TASK DETAILS:
Copy each line containing the word "面板尺寸允许偏差" from the records that follow, please.

EXCERPTED DATA:
-.-.-

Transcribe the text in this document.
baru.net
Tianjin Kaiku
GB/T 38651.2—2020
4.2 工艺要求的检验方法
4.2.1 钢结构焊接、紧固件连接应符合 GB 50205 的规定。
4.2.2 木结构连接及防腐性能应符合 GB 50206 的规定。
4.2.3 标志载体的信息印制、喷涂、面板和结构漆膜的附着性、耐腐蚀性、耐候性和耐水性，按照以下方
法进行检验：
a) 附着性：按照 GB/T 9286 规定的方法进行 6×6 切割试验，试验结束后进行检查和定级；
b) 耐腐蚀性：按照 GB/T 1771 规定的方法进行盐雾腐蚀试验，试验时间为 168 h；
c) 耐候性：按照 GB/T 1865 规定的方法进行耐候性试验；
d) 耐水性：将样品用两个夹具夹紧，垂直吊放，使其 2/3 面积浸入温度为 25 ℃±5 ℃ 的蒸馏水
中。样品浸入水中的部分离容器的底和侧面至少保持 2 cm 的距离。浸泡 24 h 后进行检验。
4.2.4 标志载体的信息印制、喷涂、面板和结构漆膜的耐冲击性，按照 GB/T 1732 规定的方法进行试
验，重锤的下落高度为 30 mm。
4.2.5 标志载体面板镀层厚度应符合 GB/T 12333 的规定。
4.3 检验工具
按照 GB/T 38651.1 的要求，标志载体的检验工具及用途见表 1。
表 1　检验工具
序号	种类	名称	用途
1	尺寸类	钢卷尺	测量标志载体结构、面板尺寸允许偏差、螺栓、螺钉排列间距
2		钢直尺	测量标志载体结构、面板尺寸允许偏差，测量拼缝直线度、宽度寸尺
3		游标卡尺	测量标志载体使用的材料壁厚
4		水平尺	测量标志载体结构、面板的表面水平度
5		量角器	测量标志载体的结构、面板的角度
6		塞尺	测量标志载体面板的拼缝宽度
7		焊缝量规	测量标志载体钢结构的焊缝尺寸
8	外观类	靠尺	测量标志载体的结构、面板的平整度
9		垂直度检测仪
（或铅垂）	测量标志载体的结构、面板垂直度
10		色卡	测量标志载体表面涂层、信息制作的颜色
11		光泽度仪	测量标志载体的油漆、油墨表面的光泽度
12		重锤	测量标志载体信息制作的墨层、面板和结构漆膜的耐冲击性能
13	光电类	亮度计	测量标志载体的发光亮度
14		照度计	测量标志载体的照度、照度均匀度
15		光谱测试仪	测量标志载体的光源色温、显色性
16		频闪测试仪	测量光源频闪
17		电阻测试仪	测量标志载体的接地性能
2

-.-.-

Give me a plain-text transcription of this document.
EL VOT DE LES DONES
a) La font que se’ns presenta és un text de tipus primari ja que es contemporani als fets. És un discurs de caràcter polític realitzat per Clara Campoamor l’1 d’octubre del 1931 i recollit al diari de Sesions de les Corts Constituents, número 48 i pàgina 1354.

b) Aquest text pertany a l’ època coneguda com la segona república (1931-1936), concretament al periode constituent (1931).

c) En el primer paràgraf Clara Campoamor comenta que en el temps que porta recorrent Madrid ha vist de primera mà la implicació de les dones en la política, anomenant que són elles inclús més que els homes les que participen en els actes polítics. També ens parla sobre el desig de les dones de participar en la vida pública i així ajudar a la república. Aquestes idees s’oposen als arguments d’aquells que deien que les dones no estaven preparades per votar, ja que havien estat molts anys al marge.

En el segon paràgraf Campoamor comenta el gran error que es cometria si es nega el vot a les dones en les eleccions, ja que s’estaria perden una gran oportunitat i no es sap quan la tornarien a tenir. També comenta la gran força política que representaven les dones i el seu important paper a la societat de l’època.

-.-.-

RESPONSE TO THIS TASK:
1	尺寸类	钢卷尺	测量标志载体结构、面板尺寸允许偏差、螺栓、螺钉排列间距
2		钢直尺	测量标志载体结构、面板尺寸允许偏差，测量拼缝直线度、宽度寸尺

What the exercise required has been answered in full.